▶ _WORK REQUIRED_
Copy all of the following material line for line, changing nothing.
======== INFORMATION GIVEN
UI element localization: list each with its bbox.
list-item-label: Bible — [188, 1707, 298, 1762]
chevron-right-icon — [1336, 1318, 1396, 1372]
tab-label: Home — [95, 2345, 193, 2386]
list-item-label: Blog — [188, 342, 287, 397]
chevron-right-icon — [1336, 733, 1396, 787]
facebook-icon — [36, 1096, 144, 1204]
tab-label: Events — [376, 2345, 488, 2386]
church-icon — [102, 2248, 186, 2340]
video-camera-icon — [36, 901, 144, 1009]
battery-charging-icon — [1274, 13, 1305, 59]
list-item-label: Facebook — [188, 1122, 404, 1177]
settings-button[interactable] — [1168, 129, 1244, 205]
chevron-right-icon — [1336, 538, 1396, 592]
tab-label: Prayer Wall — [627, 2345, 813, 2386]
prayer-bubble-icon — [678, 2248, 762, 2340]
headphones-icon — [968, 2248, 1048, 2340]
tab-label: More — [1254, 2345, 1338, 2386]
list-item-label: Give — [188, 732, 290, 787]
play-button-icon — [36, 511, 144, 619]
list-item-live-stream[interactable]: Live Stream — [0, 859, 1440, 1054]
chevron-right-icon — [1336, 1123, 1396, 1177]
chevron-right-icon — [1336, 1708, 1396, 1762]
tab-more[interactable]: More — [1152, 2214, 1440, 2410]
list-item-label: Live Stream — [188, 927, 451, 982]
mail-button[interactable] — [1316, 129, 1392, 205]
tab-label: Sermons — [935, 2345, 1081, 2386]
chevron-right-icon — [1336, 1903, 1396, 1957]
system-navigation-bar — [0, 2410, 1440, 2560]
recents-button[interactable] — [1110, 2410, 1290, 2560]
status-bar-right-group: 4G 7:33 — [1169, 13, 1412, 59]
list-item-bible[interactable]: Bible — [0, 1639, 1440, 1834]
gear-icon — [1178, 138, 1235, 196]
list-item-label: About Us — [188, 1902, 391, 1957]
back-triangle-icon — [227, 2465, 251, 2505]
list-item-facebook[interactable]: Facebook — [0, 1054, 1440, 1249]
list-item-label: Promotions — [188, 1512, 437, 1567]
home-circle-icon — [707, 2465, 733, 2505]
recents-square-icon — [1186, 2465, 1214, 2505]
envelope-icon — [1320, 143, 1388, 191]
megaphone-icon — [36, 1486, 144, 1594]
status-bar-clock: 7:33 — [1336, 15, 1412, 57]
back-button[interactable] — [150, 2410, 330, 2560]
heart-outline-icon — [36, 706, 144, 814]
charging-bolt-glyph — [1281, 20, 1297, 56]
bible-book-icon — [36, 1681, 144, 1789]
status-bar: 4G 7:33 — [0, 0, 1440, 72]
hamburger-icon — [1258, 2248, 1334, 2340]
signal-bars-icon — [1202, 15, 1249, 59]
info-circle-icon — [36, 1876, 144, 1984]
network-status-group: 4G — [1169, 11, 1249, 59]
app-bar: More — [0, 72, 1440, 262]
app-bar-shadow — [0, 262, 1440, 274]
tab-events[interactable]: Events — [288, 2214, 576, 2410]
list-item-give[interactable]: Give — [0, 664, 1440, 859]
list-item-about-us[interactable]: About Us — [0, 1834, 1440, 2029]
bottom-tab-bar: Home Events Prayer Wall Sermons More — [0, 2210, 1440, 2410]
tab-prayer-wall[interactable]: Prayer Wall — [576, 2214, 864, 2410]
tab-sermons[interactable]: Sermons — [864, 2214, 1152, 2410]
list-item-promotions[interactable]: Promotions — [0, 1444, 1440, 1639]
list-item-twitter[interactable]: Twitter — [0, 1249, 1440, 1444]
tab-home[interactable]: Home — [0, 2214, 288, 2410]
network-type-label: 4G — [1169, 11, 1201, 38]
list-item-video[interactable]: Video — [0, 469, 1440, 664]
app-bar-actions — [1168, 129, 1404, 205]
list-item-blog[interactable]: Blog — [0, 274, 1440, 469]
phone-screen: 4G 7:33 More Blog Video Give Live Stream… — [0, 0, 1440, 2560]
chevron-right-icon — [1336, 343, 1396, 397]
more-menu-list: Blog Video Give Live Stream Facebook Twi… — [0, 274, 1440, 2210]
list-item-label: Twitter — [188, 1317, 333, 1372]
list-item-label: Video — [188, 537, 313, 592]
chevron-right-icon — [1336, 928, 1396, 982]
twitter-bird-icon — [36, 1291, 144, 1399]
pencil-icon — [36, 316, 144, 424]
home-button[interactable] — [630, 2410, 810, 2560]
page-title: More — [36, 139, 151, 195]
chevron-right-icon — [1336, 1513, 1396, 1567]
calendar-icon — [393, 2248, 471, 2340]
================
▶ _SOLVED PROBLEM_
UI element localization: list each with its bbox.
list-item-label: Bible — [188, 1707, 298, 1762]
chevron-right-icon — [1336, 1318, 1396, 1372]
tab-label: Home — [95, 2345, 193, 2386]
list-item-label: Blog — [188, 342, 287, 397]
chevron-right-icon — [1336, 733, 1396, 787]
facebook-icon — [36, 1096, 144, 1204]
tab-label: Events — [376, 2345, 488, 2386]
church-icon — [102, 2248, 186, 2340]
video-camera-icon — [36, 901, 144, 1009]
battery-charging-icon — [1274, 13, 1305, 59]
list-item-label: Facebook — [188, 1122, 404, 1177]
settings-button[interactable] — [1168, 129, 1244, 205]
chevron-right-icon — [1336, 538, 1396, 592]
tab-label: Prayer Wall — [627, 2345, 813, 2386]
prayer-bubble-icon — [678, 2248, 762, 2340]
headphones-icon — [968, 2248, 1048, 2340]
tab-label: More — [1254, 2345, 1338, 2386]
list-item-label: Give — [188, 732, 290, 787]
play-button-icon — [36, 511, 144, 619]
list-item-live-stream[interactable]: Live Stream — [0, 859, 1440, 1054]
chevron-right-icon — [1336, 1123, 1396, 1177]
chevron-right-icon — [1336, 1708, 1396, 1762]
tab-more[interactable]: More — [1152, 2214, 1440, 2410]
list-item-label: Live Stream — [188, 927, 451, 982]
mail-button[interactable] — [1316, 129, 1392, 205]
tab-label: Sermons — [935, 2345, 1081, 2386]
chevron-right-icon — [1336, 1903, 1396, 1957]
system-navigation-bar — [0, 2410, 1440, 2560]
recents-button[interactable] — [1110, 2410, 1290, 2560]
status-bar-right-group: 4G 7:33 — [1169, 13, 1412, 59]
list-item-bible[interactable]: Bible — [0, 1639, 1440, 1834]
gear-icon — [1178, 138, 1235, 196]
list-item-label: About Us — [188, 1902, 391, 1957]
back-triangle-icon — [227, 2465, 251, 2505]
list-item-facebook[interactable]: Facebook — [0, 1054, 1440, 1249]
list-item-label: Promotions — [188, 1512, 437, 1567]
home-circle-icon — [707, 2465, 733, 2505]
recents-square-icon — [1186, 2465, 1214, 2505]
envelope-icon — [1320, 143, 1388, 191]
megaphone-icon — [36, 1486, 144, 1594]
status-bar-clock: 7:33 — [1336, 15, 1412, 57]
back-button[interactable] — [150, 2410, 330, 2560]
heart-outline-icon — [36, 706, 144, 814]
charging-bolt-glyph — [1281, 20, 1297, 56]
bible-book-icon — [36, 1681, 144, 1789]
status-bar: 4G 7:33 — [0, 0, 1440, 72]
hamburger-icon — [1258, 2248, 1334, 2340]
signal-bars-icon — [1202, 15, 1249, 59]
info-circle-icon — [36, 1876, 144, 1984]
network-status-group: 4G — [1169, 11, 1249, 59]
app-bar: More — [0, 72, 1440, 262]
app-bar-shadow — [0, 262, 1440, 274]
tab-events[interactable]: Events — [288, 2214, 576, 2410]
list-item-give[interactable]: Give — [0, 664, 1440, 859]
list-item-about-us[interactable]: About Us — [0, 1834, 1440, 2029]
bottom-tab-bar: Home Events Prayer Wall Sermons More — [0, 2210, 1440, 2410]
tab-prayer-wall[interactable]: Prayer Wall — [576, 2214, 864, 2410]
tab-sermons[interactable]: Sermons — [864, 2214, 1152, 2410]
list-item-promotions[interactable]: Promotions — [0, 1444, 1440, 1639]
list-item-twitter[interactable]: Twitter — [0, 1249, 1440, 1444]
tab-home[interactable]: Home — [0, 2214, 288, 2410]
network-type-label: 4G — [1169, 11, 1201, 38]
list-item-video[interactable]: Video — [0, 469, 1440, 664]
app-bar-actions — [1168, 129, 1404, 205]
list-item-blog[interactable]: Blog — [0, 274, 1440, 469]
phone-screen: 4G 7:33 More Blog Video Give Live Stream… — [0, 0, 1440, 2560]
chevron-right-icon — [1336, 343, 1396, 397]
more-menu-list: Blog Video Give Live Stream Facebook Twi… — [0, 274, 1440, 2210]
list-item-label: Twitter — [188, 1317, 333, 1372]
list-item-label: Video — [188, 537, 313, 592]
chevron-right-icon — [1336, 928, 1396, 982]
twitter-bird-icon — [36, 1291, 144, 1399]
pencil-icon — [36, 316, 144, 424]
home-button[interactable] — [630, 2410, 810, 2560]
page-title: More — [36, 139, 151, 195]
chevron-right-icon — [1336, 1513, 1396, 1567]
calendar-icon — [393, 2248, 471, 2340]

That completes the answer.